• Figure record extracts:

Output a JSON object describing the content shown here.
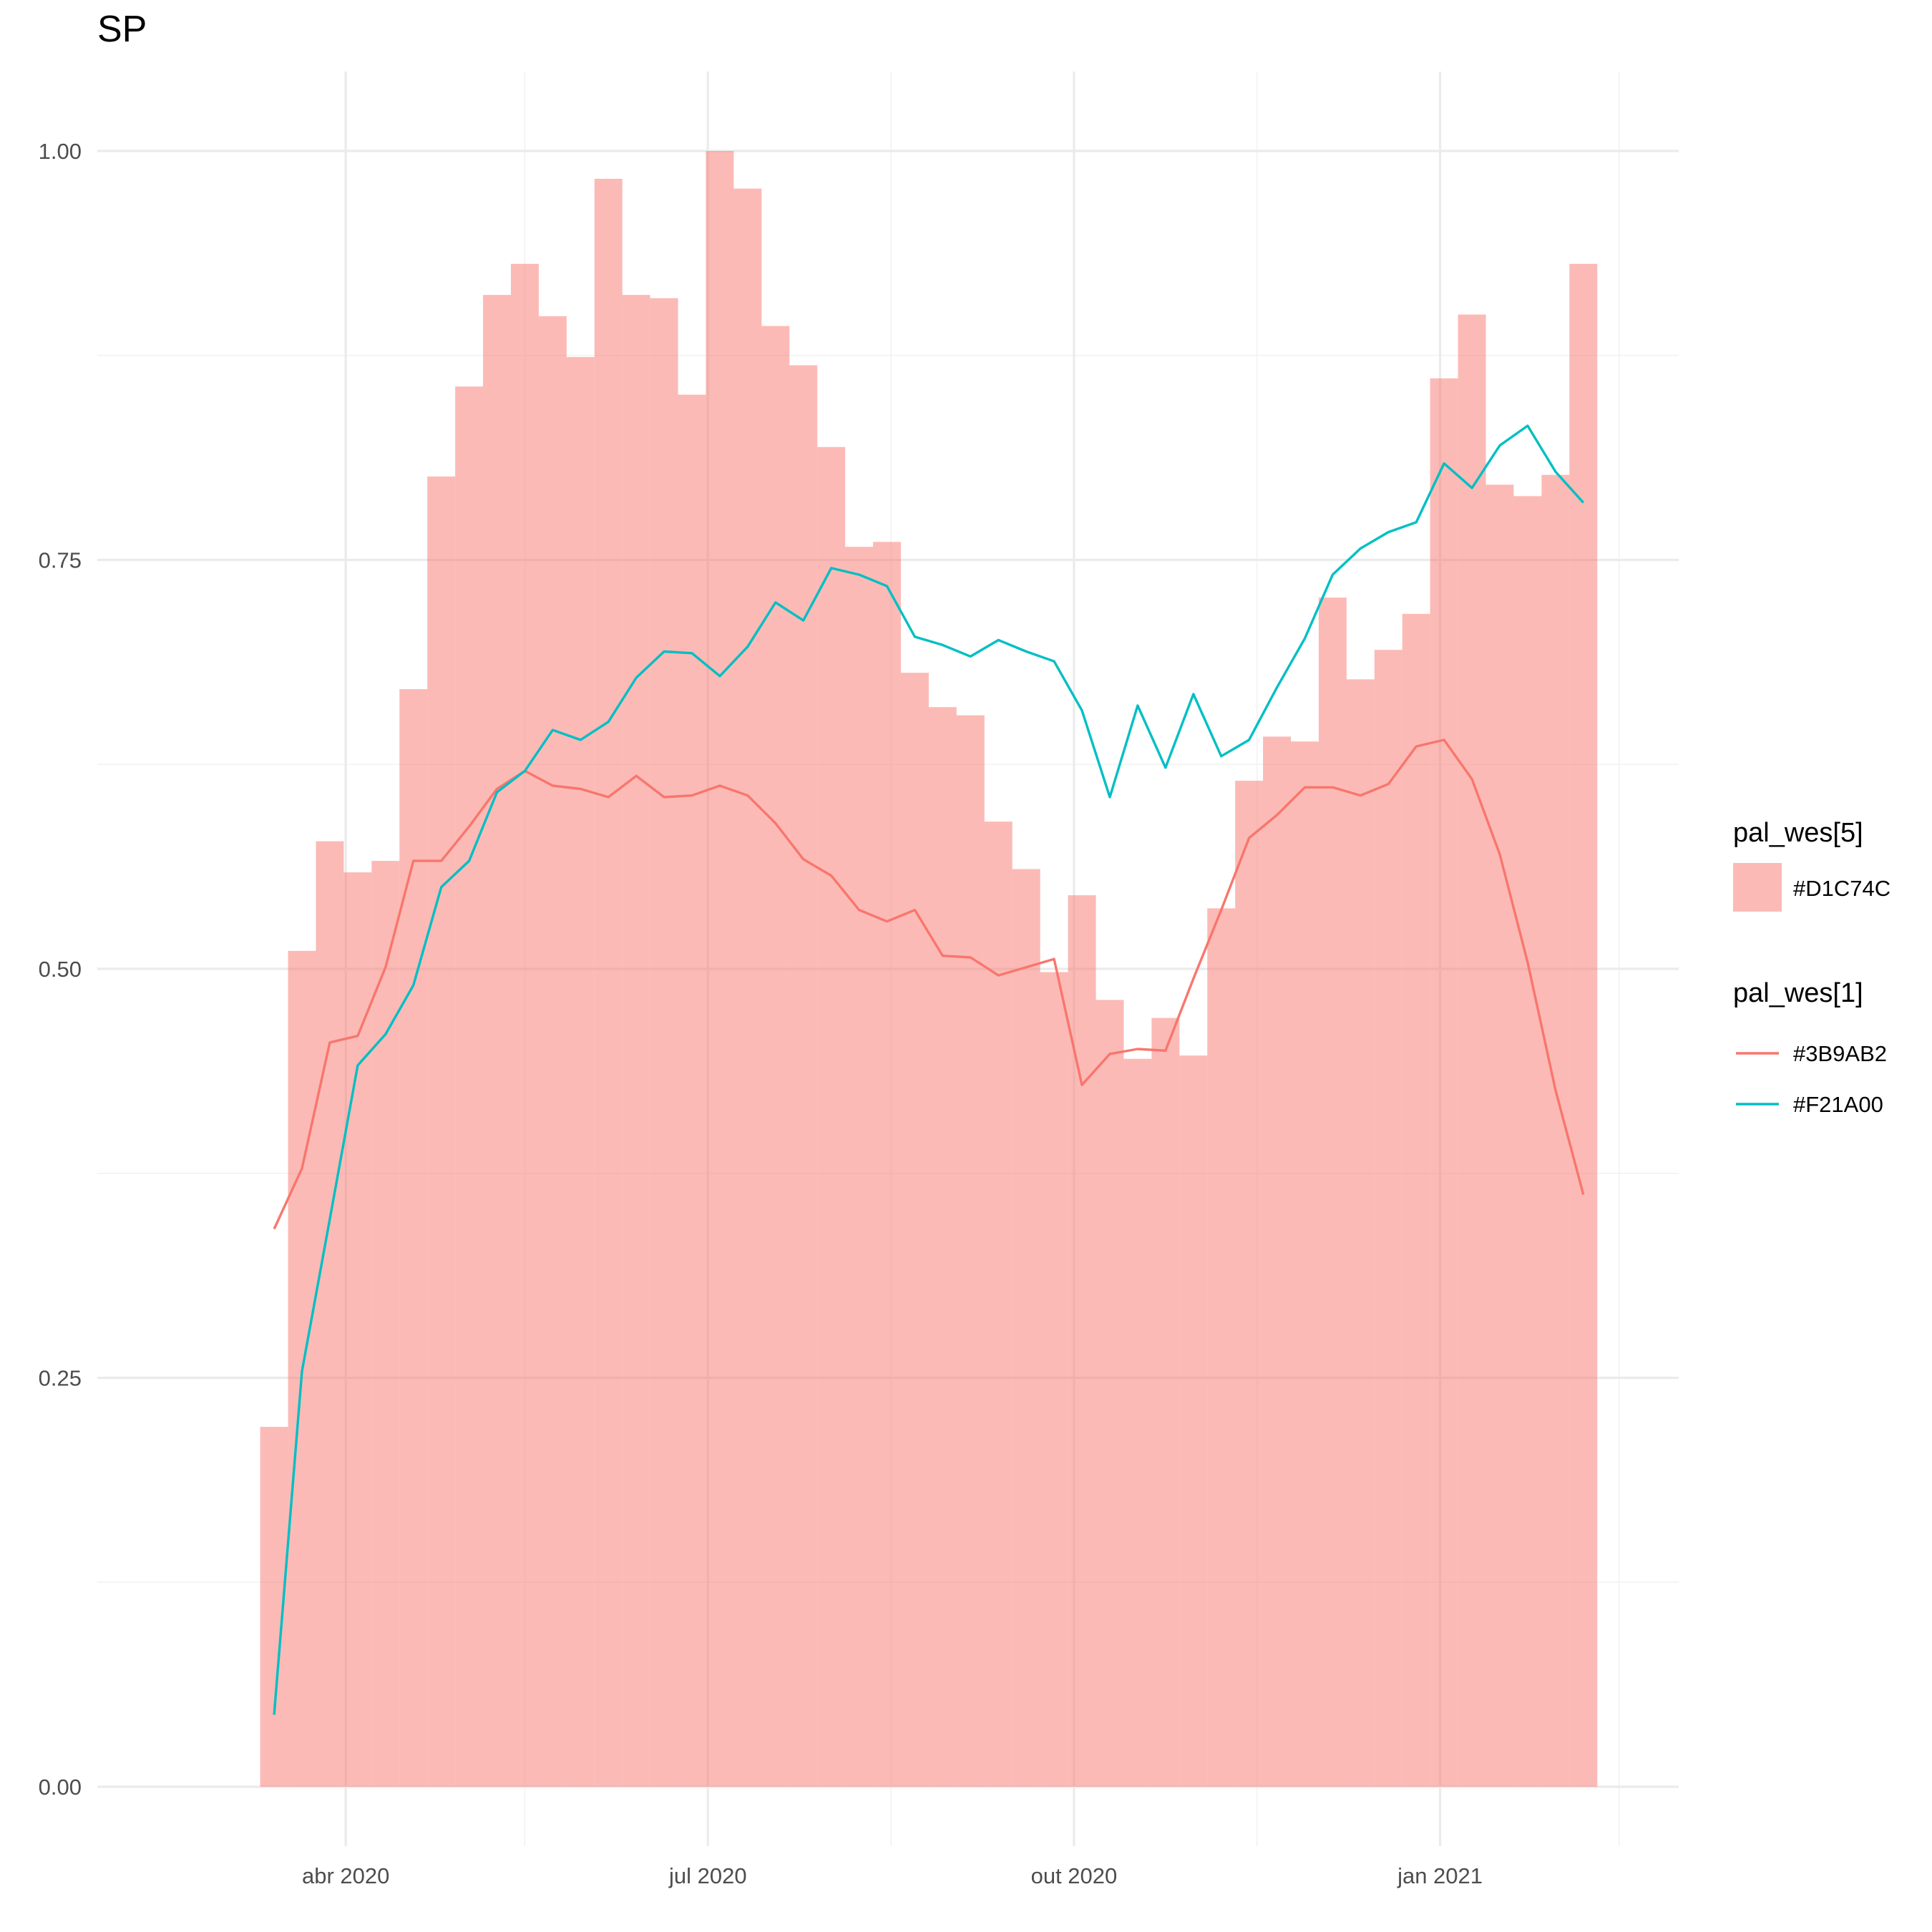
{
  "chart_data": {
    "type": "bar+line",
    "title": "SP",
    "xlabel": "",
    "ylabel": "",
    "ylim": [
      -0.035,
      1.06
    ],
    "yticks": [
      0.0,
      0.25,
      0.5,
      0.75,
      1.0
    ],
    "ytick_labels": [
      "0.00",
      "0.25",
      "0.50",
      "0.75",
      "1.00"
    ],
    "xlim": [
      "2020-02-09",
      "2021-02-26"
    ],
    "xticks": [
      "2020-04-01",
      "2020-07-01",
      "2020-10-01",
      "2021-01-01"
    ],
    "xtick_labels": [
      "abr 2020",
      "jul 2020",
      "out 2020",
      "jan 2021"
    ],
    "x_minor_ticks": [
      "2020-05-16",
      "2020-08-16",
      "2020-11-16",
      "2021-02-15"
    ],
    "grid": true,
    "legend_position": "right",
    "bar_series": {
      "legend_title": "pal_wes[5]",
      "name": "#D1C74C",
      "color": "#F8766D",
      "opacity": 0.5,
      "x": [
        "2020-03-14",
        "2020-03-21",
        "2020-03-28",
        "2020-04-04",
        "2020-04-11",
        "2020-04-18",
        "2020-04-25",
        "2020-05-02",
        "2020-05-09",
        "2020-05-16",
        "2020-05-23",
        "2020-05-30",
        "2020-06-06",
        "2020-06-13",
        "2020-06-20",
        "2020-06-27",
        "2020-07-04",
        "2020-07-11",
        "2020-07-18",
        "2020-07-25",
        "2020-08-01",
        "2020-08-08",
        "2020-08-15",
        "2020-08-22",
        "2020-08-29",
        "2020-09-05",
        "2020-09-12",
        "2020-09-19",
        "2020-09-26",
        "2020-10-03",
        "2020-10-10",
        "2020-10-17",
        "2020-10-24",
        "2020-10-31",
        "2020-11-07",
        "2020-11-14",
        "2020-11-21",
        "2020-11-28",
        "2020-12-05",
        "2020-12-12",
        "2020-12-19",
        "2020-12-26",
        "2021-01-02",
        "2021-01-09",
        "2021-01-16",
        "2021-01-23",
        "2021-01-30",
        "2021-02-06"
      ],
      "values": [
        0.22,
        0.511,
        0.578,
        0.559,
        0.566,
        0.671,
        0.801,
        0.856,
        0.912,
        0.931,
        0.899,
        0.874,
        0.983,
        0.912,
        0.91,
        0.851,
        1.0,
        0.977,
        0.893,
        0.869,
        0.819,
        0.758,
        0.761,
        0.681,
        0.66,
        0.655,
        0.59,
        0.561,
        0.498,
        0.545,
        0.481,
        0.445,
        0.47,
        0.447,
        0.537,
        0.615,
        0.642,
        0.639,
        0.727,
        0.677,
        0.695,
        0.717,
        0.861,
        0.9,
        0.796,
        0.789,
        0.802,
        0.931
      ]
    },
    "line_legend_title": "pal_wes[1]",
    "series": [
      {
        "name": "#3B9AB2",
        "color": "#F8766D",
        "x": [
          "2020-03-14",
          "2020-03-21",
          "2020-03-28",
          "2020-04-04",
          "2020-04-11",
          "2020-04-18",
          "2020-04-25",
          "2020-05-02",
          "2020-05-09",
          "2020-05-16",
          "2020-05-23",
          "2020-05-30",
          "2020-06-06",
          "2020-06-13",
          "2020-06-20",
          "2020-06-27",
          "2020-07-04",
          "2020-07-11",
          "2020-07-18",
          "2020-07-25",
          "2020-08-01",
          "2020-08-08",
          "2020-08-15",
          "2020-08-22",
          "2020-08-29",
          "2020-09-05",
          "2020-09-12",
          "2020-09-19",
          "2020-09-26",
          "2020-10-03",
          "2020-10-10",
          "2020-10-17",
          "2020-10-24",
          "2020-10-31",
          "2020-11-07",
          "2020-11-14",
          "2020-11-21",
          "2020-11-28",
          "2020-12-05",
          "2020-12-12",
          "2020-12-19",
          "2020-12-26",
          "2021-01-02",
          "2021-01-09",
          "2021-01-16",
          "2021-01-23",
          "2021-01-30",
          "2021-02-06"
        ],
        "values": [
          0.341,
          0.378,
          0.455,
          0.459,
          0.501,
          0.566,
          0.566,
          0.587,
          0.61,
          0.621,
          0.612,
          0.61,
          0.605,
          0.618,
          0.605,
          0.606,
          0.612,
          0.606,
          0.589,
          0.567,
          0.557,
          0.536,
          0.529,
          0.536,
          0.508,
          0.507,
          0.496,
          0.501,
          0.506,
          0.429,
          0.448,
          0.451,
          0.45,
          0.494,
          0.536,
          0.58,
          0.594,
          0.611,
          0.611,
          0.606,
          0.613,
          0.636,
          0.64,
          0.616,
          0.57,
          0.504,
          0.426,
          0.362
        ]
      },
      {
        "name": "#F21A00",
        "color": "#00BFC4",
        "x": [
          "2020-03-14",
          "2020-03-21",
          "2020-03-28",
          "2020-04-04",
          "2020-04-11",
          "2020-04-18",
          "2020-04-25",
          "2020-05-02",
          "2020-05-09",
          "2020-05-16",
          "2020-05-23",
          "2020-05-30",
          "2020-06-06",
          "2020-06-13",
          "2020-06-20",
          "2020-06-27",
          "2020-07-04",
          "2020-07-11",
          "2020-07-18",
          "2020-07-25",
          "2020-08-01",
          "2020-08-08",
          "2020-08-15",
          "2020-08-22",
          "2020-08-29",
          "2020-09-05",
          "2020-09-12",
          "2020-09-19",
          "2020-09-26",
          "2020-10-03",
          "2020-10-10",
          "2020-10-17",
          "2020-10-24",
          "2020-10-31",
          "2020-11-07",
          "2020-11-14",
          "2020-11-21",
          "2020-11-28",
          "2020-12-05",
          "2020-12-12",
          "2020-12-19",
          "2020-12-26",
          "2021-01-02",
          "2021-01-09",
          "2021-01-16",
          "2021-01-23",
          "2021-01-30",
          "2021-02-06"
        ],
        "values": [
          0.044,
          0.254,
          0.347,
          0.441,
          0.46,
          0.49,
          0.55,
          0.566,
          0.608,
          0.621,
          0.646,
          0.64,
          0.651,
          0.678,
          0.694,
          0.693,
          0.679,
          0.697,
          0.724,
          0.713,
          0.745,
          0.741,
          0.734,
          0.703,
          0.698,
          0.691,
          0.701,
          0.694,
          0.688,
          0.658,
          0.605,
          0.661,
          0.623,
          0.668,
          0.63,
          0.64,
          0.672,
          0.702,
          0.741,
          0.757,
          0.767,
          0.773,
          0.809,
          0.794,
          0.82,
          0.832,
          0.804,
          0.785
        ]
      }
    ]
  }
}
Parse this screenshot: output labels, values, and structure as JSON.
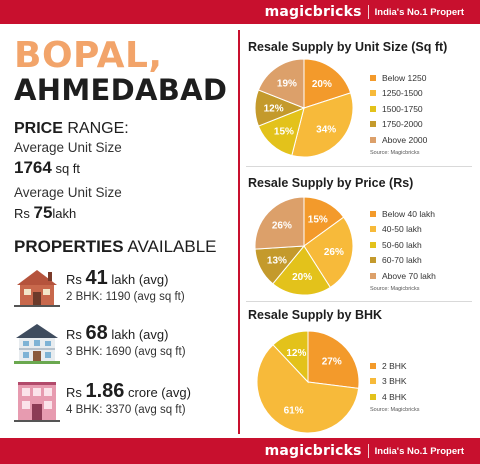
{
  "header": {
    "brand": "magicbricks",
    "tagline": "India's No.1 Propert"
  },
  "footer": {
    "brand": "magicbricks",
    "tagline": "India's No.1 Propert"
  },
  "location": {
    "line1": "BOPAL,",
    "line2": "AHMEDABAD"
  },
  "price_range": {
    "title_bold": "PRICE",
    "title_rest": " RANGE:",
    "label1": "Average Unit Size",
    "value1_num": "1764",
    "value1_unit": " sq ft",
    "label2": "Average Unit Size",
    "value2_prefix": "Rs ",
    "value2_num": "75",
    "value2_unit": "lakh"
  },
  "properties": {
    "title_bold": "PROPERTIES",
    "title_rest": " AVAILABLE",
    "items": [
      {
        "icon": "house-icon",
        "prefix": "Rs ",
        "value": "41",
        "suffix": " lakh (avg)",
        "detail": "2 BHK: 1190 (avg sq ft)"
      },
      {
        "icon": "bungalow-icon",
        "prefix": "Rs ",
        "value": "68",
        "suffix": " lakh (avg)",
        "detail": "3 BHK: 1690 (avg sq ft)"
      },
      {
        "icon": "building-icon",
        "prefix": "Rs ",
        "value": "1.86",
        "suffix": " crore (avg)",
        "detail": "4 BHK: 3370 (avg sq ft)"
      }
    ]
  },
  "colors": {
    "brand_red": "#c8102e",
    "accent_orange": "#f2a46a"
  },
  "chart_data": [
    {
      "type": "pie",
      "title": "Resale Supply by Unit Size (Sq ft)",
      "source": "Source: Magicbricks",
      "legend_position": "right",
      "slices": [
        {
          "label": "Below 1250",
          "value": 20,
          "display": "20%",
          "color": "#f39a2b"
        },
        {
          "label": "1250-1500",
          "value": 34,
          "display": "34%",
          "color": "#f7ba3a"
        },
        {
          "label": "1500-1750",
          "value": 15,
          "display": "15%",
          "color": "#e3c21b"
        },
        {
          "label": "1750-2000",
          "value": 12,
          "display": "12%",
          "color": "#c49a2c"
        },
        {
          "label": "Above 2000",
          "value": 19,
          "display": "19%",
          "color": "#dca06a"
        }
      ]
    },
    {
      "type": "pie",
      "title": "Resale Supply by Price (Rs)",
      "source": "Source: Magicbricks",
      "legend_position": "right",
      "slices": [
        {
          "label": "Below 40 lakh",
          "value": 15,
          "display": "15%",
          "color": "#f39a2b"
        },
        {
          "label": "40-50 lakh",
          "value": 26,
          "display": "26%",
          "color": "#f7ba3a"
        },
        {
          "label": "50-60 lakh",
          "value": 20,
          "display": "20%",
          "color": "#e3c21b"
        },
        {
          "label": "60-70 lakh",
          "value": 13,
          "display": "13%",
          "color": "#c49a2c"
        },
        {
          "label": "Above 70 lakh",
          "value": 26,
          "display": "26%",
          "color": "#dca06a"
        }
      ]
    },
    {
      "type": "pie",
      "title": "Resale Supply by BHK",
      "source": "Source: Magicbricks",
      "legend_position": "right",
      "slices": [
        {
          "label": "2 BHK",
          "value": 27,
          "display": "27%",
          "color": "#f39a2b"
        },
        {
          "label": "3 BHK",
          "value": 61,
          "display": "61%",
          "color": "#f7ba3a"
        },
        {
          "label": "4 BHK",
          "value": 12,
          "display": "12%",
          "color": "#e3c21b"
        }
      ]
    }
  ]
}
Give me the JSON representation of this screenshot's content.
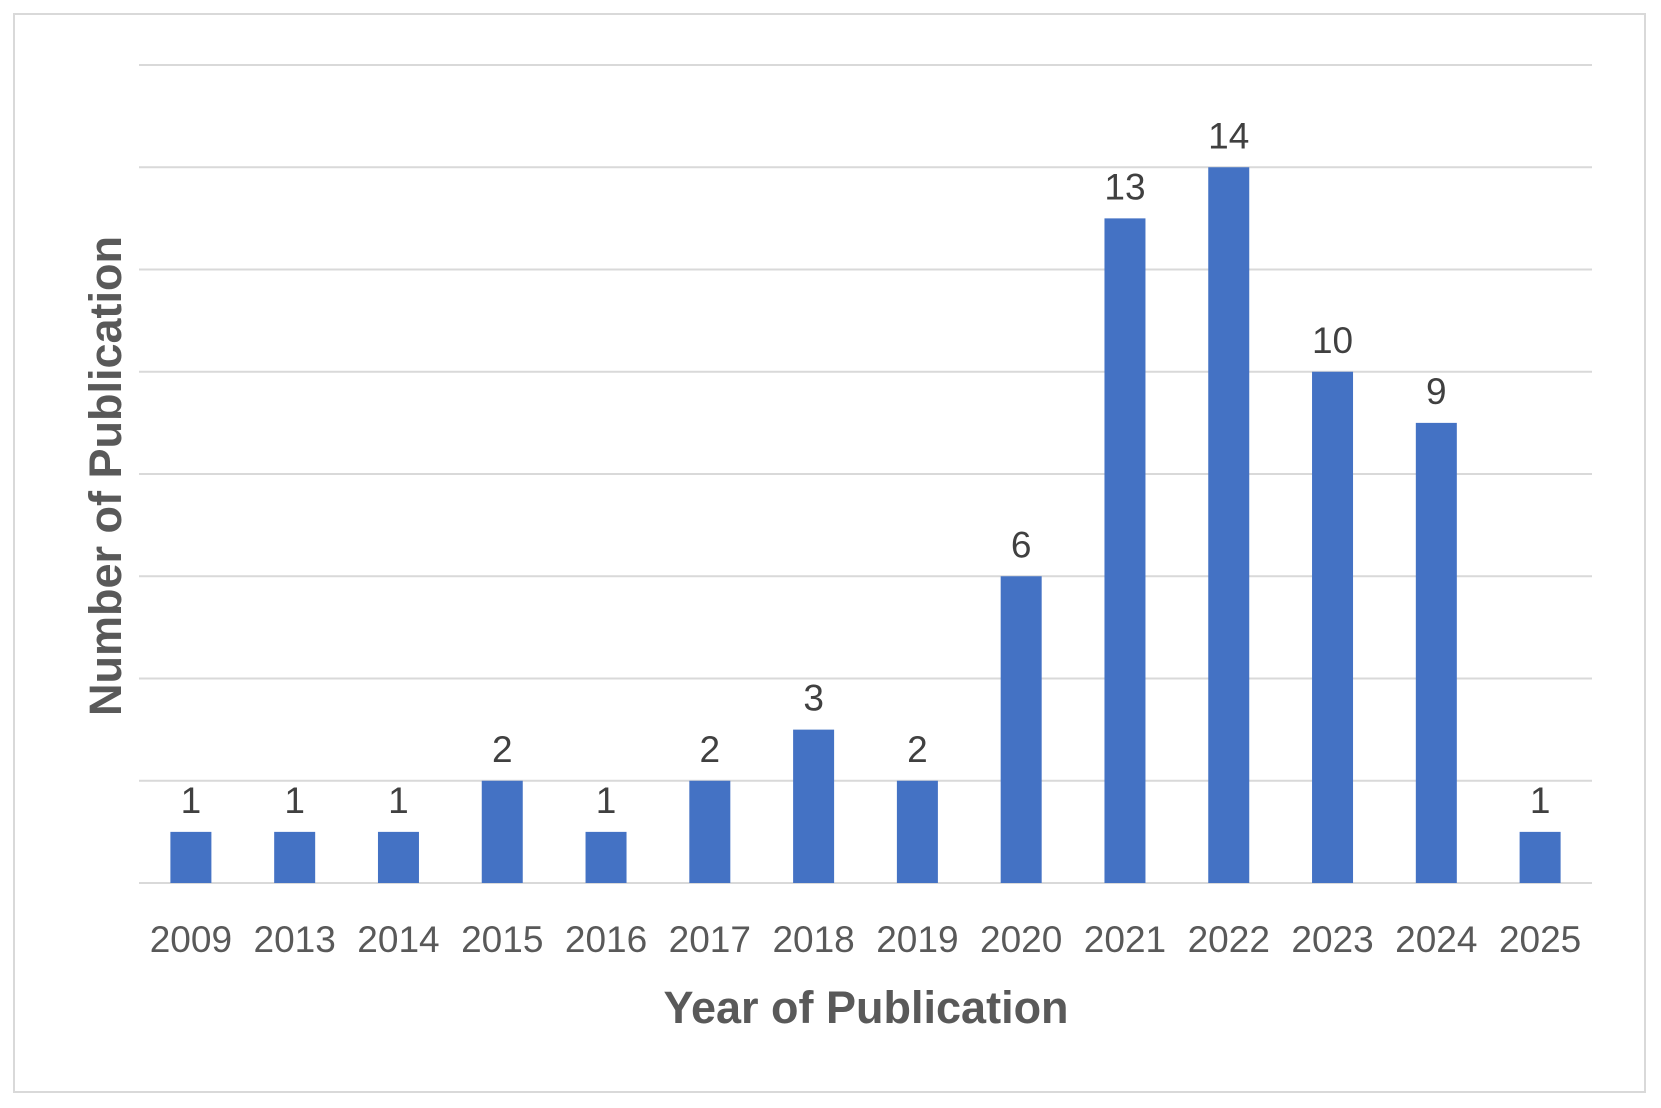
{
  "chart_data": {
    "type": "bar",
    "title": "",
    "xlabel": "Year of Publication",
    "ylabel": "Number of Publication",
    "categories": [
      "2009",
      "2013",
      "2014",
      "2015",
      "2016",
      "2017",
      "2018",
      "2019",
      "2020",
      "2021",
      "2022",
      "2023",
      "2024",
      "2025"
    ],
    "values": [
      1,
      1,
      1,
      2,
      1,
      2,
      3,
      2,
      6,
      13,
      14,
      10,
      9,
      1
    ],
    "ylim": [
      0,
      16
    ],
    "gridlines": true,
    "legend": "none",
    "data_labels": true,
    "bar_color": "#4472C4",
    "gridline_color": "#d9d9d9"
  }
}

• Required work: List each line of the entries that holds the string "Publication".

• Full solution:
    "xlabel": "Year of Publication",
    "ylabel": "Number of Publication",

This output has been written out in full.